Problem requirements: Below are records; count the lines in them that hold "Głównego" and give only the count.
+++ Extracted data +++
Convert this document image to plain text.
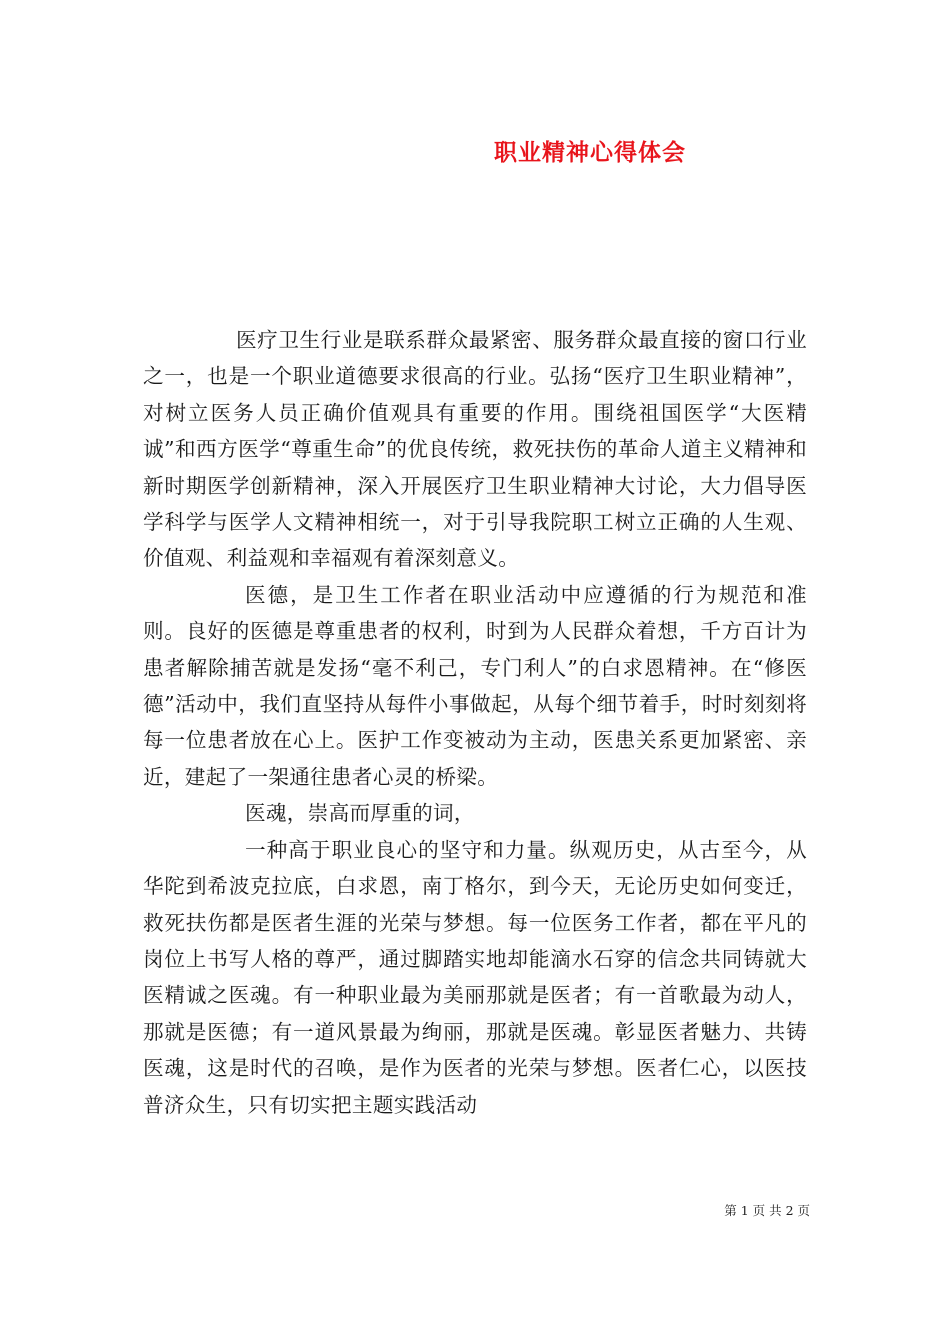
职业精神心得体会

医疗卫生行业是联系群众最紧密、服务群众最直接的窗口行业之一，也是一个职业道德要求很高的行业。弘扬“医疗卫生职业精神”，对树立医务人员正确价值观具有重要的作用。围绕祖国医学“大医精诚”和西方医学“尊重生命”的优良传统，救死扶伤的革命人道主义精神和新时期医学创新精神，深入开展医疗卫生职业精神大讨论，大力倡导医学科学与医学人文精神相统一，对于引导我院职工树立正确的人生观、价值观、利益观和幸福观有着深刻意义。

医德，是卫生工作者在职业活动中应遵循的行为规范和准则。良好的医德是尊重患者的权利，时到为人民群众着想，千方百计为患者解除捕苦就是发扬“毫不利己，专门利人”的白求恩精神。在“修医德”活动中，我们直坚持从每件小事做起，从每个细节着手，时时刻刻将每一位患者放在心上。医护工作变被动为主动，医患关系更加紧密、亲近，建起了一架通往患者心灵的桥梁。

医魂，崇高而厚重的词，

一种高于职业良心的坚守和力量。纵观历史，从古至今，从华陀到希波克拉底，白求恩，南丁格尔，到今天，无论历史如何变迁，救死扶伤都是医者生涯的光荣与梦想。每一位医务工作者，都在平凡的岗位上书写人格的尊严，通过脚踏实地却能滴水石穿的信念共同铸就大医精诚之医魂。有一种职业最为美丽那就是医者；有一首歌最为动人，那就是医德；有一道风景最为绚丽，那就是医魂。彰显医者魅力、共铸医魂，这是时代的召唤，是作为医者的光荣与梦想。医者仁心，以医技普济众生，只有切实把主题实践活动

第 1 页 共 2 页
+++
+++ Extracted data +++
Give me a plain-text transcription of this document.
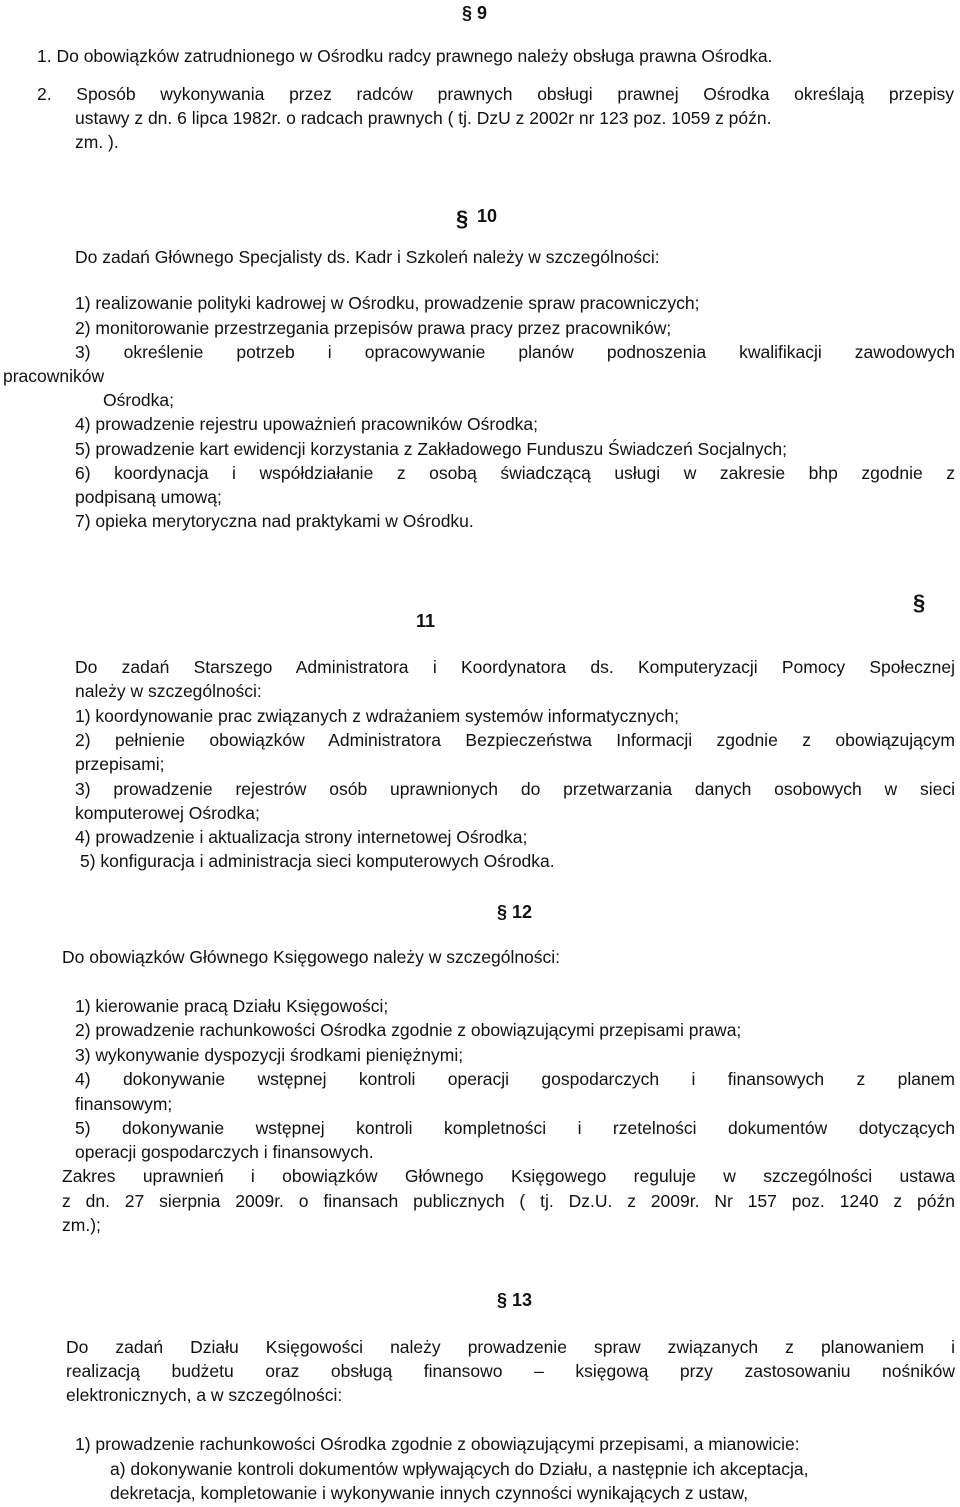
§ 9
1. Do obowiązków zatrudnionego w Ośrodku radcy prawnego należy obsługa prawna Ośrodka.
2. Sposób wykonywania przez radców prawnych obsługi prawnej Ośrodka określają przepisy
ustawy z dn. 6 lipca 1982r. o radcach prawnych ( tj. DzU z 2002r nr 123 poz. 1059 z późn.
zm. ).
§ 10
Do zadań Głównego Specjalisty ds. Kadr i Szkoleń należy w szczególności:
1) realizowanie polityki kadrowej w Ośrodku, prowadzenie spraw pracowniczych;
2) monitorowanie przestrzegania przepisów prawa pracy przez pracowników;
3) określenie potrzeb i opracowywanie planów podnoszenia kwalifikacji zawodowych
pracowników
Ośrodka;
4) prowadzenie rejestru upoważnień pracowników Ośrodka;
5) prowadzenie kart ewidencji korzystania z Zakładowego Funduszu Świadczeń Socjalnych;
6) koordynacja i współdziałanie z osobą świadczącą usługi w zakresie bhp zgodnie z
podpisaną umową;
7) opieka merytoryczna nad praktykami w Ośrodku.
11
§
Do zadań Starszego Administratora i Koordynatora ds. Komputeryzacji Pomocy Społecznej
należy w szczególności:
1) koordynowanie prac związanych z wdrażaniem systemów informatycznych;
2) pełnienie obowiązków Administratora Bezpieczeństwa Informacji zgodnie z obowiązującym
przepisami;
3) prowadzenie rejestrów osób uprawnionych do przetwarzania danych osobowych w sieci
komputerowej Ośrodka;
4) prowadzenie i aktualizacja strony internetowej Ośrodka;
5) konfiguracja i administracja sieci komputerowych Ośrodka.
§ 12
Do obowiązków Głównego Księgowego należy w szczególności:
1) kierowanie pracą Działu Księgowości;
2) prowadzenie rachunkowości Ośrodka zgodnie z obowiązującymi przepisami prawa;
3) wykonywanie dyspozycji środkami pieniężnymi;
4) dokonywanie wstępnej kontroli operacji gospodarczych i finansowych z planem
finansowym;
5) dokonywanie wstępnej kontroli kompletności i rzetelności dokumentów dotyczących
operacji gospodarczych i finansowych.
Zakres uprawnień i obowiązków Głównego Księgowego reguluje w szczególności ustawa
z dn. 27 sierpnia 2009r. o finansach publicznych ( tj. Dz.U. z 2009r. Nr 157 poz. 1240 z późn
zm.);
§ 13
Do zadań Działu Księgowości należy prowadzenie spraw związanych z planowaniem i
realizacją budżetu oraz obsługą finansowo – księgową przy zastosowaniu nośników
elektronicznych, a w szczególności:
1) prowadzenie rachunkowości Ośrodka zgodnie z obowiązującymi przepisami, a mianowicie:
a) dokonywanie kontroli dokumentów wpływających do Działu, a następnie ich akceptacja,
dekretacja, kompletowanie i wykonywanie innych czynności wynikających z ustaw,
+++
Complete response: 3